-- BEGIN Material to process --

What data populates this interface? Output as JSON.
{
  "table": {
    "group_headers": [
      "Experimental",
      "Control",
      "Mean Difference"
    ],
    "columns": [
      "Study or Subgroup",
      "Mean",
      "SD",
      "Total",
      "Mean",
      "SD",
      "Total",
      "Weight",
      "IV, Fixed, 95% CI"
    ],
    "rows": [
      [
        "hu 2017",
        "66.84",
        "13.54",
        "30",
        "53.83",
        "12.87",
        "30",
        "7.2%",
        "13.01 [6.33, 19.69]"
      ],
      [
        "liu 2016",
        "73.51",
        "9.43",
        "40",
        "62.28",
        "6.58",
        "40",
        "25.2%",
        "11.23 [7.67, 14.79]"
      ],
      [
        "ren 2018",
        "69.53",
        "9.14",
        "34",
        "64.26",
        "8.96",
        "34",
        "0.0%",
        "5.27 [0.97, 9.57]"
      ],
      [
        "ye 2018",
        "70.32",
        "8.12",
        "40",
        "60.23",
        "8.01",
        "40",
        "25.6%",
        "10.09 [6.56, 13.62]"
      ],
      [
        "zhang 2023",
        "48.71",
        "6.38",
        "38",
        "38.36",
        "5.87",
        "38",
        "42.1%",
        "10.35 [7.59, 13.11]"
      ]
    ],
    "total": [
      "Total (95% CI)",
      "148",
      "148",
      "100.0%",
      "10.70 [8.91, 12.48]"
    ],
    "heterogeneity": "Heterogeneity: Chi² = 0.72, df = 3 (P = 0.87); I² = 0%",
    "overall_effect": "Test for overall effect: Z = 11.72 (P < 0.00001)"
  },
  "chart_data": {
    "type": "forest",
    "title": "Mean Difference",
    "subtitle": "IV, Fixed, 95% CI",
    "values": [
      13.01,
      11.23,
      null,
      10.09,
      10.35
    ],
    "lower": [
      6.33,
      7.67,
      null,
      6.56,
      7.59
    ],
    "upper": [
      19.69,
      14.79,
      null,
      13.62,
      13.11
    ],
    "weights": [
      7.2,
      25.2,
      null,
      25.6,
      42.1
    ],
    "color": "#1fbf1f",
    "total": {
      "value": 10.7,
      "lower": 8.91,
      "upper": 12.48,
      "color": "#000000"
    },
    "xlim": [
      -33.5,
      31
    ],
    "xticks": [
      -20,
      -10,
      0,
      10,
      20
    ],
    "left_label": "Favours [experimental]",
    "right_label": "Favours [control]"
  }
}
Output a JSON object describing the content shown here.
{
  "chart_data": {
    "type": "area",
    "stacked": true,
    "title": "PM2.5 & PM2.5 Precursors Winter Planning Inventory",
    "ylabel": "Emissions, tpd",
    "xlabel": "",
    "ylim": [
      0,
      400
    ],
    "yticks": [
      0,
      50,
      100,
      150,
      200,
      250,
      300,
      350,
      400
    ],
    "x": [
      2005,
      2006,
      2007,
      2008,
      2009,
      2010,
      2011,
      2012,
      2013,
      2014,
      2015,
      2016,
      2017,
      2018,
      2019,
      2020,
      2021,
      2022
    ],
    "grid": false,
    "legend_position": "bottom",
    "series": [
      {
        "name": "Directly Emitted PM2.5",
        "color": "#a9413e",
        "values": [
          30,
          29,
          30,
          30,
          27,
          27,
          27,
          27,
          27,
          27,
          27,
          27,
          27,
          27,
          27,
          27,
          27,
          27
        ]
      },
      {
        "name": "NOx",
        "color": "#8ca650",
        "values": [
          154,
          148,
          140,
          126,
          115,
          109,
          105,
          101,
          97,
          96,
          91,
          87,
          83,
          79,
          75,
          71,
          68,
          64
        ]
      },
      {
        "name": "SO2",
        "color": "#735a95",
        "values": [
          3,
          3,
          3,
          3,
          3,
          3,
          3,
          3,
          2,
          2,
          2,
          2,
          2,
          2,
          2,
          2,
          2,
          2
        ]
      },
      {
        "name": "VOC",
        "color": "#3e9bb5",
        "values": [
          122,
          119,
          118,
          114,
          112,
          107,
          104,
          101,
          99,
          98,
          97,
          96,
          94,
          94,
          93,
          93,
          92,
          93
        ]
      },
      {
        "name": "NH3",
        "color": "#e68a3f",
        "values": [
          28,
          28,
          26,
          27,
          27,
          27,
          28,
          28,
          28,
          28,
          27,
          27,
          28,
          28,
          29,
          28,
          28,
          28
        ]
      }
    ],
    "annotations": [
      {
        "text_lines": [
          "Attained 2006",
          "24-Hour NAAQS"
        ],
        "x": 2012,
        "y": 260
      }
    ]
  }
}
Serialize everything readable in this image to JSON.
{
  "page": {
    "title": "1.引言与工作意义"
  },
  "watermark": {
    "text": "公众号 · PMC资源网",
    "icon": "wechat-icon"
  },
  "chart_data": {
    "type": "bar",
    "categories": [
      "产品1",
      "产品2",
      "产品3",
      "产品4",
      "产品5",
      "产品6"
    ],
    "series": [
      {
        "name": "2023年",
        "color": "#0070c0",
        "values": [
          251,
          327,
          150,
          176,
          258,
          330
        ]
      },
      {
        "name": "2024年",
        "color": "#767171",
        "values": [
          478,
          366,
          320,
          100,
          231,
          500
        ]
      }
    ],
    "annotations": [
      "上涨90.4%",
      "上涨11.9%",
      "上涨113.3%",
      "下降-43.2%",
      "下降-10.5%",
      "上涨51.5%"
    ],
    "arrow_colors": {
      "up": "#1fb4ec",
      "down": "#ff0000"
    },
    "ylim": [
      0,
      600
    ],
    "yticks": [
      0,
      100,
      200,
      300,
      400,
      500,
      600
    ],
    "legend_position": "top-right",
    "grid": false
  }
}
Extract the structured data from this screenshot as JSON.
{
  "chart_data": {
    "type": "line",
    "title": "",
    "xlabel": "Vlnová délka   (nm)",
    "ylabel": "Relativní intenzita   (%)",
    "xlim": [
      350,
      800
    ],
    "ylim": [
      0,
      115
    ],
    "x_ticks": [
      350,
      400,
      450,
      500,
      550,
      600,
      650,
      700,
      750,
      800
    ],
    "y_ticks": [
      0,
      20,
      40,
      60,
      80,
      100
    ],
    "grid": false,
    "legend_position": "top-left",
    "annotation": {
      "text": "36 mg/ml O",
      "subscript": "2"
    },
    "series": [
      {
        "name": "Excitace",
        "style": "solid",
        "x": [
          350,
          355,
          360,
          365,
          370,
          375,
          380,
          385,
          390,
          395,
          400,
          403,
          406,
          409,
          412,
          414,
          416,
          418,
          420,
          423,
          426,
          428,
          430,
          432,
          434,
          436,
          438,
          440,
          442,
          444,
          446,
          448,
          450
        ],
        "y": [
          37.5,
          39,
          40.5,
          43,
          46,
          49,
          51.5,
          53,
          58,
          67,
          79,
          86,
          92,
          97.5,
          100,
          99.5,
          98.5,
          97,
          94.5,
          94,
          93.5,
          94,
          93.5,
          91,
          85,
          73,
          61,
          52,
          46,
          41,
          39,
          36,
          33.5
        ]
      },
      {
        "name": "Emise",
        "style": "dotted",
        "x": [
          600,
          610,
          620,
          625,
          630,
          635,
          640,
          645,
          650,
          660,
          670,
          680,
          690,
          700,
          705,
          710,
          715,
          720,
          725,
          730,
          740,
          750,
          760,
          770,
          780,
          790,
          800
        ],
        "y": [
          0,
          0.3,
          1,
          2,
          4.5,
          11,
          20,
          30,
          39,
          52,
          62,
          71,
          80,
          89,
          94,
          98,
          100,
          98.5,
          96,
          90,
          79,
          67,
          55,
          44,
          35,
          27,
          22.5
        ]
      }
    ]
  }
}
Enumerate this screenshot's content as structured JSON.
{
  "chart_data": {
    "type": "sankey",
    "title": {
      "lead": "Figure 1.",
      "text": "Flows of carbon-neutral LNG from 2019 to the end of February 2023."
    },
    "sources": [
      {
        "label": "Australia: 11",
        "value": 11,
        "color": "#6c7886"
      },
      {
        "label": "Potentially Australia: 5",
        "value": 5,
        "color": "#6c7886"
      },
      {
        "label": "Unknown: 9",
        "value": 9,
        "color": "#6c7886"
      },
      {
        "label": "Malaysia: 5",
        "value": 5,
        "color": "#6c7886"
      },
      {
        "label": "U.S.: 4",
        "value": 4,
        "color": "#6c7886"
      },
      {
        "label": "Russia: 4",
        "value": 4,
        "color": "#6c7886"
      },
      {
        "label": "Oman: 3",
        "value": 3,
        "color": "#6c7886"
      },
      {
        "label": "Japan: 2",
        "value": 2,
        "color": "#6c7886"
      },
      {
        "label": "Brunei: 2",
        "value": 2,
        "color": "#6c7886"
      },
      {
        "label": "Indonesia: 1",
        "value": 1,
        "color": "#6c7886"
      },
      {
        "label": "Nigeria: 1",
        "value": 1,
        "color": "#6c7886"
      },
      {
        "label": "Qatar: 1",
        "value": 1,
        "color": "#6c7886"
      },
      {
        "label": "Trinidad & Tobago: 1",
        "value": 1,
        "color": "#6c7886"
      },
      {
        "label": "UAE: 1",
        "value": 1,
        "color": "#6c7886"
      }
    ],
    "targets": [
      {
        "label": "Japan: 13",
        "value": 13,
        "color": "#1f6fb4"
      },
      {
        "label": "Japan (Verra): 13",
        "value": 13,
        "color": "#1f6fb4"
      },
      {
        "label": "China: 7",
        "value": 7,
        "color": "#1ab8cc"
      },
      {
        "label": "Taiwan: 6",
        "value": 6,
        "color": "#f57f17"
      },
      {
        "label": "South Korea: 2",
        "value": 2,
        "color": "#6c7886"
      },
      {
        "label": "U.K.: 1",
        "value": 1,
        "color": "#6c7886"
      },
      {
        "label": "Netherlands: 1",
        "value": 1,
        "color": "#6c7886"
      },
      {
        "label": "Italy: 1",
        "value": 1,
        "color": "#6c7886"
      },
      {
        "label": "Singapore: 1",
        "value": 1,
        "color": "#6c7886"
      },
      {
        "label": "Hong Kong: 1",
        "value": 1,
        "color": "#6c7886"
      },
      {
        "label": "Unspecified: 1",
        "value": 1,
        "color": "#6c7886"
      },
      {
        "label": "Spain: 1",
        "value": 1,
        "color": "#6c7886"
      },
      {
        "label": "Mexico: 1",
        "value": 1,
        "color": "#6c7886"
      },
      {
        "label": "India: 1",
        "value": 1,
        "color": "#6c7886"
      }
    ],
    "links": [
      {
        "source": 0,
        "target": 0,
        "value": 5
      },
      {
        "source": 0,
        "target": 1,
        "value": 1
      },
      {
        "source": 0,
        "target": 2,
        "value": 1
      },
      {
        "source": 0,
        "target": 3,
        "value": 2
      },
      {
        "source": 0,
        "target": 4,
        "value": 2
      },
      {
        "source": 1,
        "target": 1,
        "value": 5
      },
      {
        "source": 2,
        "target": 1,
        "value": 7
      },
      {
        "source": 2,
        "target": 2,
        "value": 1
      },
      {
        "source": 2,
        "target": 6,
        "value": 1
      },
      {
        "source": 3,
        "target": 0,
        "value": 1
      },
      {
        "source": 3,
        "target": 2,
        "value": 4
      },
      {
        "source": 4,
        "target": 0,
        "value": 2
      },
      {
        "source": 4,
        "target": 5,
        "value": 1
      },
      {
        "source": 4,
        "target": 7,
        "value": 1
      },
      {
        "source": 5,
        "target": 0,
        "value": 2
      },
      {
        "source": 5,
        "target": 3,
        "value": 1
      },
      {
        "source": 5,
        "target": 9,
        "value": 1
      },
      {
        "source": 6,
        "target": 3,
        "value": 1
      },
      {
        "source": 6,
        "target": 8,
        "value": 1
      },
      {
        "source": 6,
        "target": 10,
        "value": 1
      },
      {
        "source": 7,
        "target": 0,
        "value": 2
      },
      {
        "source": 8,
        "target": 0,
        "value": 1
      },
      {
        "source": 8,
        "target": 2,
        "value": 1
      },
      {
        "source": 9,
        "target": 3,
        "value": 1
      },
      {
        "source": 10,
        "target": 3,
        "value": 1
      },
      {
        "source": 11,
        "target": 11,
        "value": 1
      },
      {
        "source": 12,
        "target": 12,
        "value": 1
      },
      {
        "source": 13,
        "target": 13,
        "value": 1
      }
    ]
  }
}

-- END Material to process --

* **What is needed**: List every line in the records above that contains the word "ylabel".

* **Response below**:
    "ylabel": "Emissions, tpd",
    "ylabel": "Relativní intenzita   (%)",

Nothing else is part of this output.